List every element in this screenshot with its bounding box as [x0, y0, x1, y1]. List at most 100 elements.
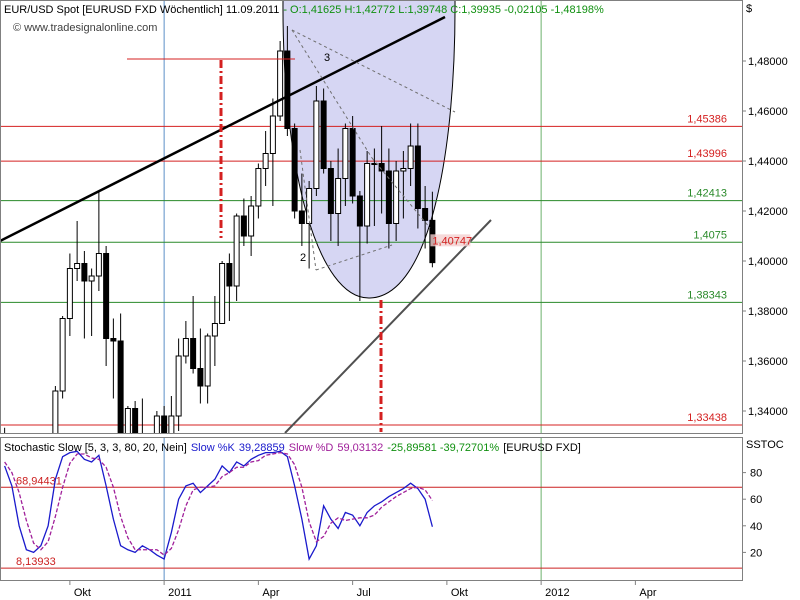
- x-tick-label: Apr: [639, 587, 656, 599]
- candle-body: [175, 355, 182, 417]
- candle-body: [211, 323, 218, 337]
- candle-body: [153, 415, 160, 433]
- level-label: 68,94431: [16, 475, 62, 487]
- legend-d: Slow %D: [289, 442, 334, 454]
- y-tick-label: 1,44000: [748, 156, 788, 168]
- wedge-line: [315, 244, 393, 271]
- candle-body: [393, 170, 400, 224]
- candle-body: [59, 318, 66, 392]
- y-tick-label: 40: [750, 521, 762, 533]
- wedge-line: [291, 29, 373, 159]
- candle-body: [52, 390, 59, 433]
- y-tick-label: 1,48000: [748, 56, 788, 68]
- candle-body: [168, 415, 175, 433]
- candle-body: [262, 153, 269, 169]
- stochastic: [1, 450, 742, 569]
- candle-body: [95, 253, 102, 277]
- axes: Okt 2011 Apr Jul Okt 2012 Apr 1,34000 1,36000 1,3…: [16, 56, 788, 599]
- levels: 1,45386 1,43996 1,42413 1,4075 1,38343 1,3343…: [1, 113, 742, 426]
- candle-body: [356, 195, 363, 227]
- candle-body: [407, 145, 414, 169]
- stoch-line: [4, 451, 433, 556]
- candle-body: [306, 188, 313, 224]
- annotation: 3: [324, 52, 330, 64]
- level-label: 1,4075: [693, 229, 727, 241]
- trendline: [284, 219, 492, 433]
- y-tick-label: 1,36000: [748, 356, 788, 368]
- candle-body: [422, 208, 429, 221]
- price-tag: 1,40747: [432, 235, 472, 247]
- stoch-title: Stochastic Slow [5, 3, 3, 80, 20, Nein]: [4, 442, 187, 454]
- candle-body: [110, 338, 117, 342]
- candle-body: [269, 115, 276, 154]
- candle-body: [335, 178, 342, 214]
- candle-body: [400, 168, 407, 172]
- candle-body: [66, 268, 73, 319]
- legend-k: Slow %K: [191, 442, 236, 454]
- candle-body: [219, 263, 226, 324]
- legend-d-value: 59,03132: [337, 442, 383, 454]
- candle-body: [313, 100, 320, 189]
- candle-body: [327, 168, 334, 214]
- y-tick-label: 80: [750, 468, 762, 480]
- level-label: 1,43996: [687, 148, 727, 160]
- y-tick-label: 1,46000: [748, 106, 788, 118]
- candle-body: [240, 215, 247, 237]
- candle-body: [81, 263, 88, 282]
- level-label: 1,33438: [687, 412, 727, 424]
- candle-body: [385, 170, 392, 224]
- candles: [4, 26, 436, 433]
- candle-body: [226, 263, 233, 287]
- header-title: EUR/USD Spot [EURUSD FXD Wöchentlich] 11…: [4, 4, 279, 16]
- candle-body: [255, 168, 262, 207]
- header: EUR/USD Spot [EURUSD FXD Wöchentlich] 11…: [4, 4, 604, 16]
- x-tick-label: 2012: [545, 587, 569, 599]
- x-tick-label: Apr: [262, 587, 279, 599]
- stoch-panel: [0, 437, 743, 581]
- candle-body: [364, 163, 371, 227]
- candle-body: [190, 338, 197, 369]
- x-tick-label: Okt: [451, 587, 468, 599]
- currency: $: [746, 3, 752, 15]
- candle-body: [182, 338, 189, 357]
- candle-body: [74, 263, 81, 269]
- legend-k-value: 39,28859: [239, 442, 285, 454]
- price-tag-bg: [430, 234, 471, 247]
- candle-body: [103, 253, 110, 339]
- candle-body: [161, 415, 168, 433]
- y-tick-label: 1,34000: [748, 406, 788, 418]
- watermark: © www.tradesignalonline.com: [13, 22, 157, 34]
- candle-body: [291, 128, 298, 212]
- candle-body: [342, 128, 349, 179]
- level-label: 1,38343: [687, 289, 727, 301]
- x-tick-label: Jul: [357, 587, 371, 599]
- candle-body: [320, 100, 327, 169]
- level-label: 1,42413: [687, 188, 727, 200]
- stoch-axis-label: SSTOC: [746, 439, 784, 451]
- candle-body: [349, 128, 356, 197]
- candle-body: [277, 50, 284, 117]
- candle-body: [204, 335, 211, 387]
- candle-body: [378, 163, 385, 172]
- stoch-line: [4, 450, 434, 561]
- candle-body: [117, 340, 124, 433]
- main-panel: [0, 0, 743, 434]
- candle-body: [248, 205, 255, 237]
- level-label: 8,13933: [16, 556, 56, 568]
- y-tick-label: 1,42000: [748, 206, 788, 218]
- wedge-line: [299, 149, 317, 271]
- annotation: 2: [300, 252, 306, 264]
- year-lines: [163, 1, 542, 580]
- candle-body: [124, 408, 131, 433]
- level-label: 1,45386: [687, 113, 727, 125]
- stoch-symbol: [EURUSD FXD]: [503, 442, 581, 454]
- candle-body: [284, 50, 291, 129]
- wedge-line: [291, 29, 456, 113]
- header-quote: - O:1,41625 H:1,42772 L:1,39748 C:1,3993…: [283, 4, 604, 16]
- candle-body: [233, 215, 240, 287]
- candle-body: [414, 145, 421, 209]
- y-tick-label: 1,40000: [748, 256, 788, 268]
- drawings: [1, 15, 492, 433]
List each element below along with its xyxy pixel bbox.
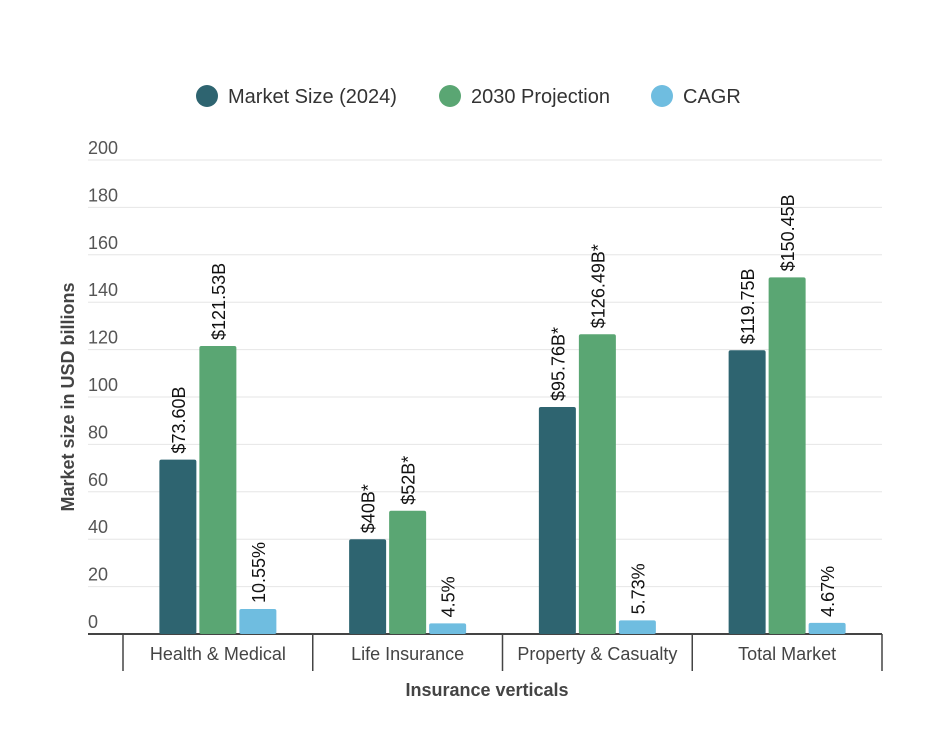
■ ■ ■ ■ ■ ■ ■
**Stated task**
Return the stretch of entries from the line containing "- x-tick-label: Apr: [639, 587, 656, 599]" through the line containing "- candle-body: [240, 215, 247, 237]", copying each line exactly and including both ends.

**Answer to this task**
- x-tick-label: Apr: [639, 587, 656, 599]
- candle-body: [175, 355, 182, 417]
- candle-body: [211, 323, 218, 337]
- candle-body: [153, 415, 160, 433]
- level-label: 68,94431: [16, 475, 62, 487]
- legend-d: Slow %D: [289, 442, 334, 454]
- y-tick-label: 1,44000: [748, 156, 788, 168]
- wedge-line: [315, 244, 393, 271]
- candle-body: [393, 170, 400, 224]
- candle-body: [59, 318, 66, 392]
- y-tick-label: 40: [750, 521, 762, 533]
- wedge-line: [291, 29, 373, 159]
- candle-body: [52, 390, 59, 433]
- y-tick-label: 1,48000: [748, 56, 788, 68]
- candle-body: [168, 415, 175, 433]
- candle-body: [262, 153, 269, 169]
- stochastic: [1, 450, 742, 569]
- candle-body: [95, 253, 102, 277]
- axes: Okt 2011 Apr Jul Okt 2012 Apr 1,34000 1,36000 1,3…: [16, 56, 788, 599]
- levels: 1,45386 1,43996 1,42413 1,4075 1,38343 1,3343…: [1, 113, 742, 426]
- candle-body: [356, 195, 363, 227]
- candle-body: [407, 145, 414, 169]
- stoch-line: [4, 451, 433, 556]
- candle-body: [306, 188, 313, 224]
- annotation: 3: [324, 52, 330, 64]
- level-label: 1,4075: [693, 229, 727, 241]
- trendline: [284, 219, 492, 433]
- y-tick-label: 1,36000: [748, 356, 788, 368]
- candle-body: [422, 208, 429, 221]
- price-tag: 1,40747: [432, 235, 472, 247]
- stoch-title: Stochastic Slow [5, 3, 3, 80, 20, Nein]: [4, 442, 187, 454]
- candle-body: [110, 338, 117, 342]
- candle-body: [269, 115, 276, 154]
- candle-body: [335, 178, 342, 214]
- candle-body: [400, 168, 407, 172]
- candle-body: [66, 268, 73, 319]
- legend-k: Slow %K: [191, 442, 236, 454]
- candle-body: [219, 263, 226, 324]
- legend-d-value: 59,03132: [337, 442, 383, 454]
- candle-body: [313, 100, 320, 189]
- candle-body: [327, 168, 334, 214]
- y-tick-label: 80: [750, 468, 762, 480]
- level-label: 1,43996: [687, 148, 727, 160]
- y-tick-label: 1,46000: [748, 106, 788, 118]
- candle-body: [240, 215, 247, 237]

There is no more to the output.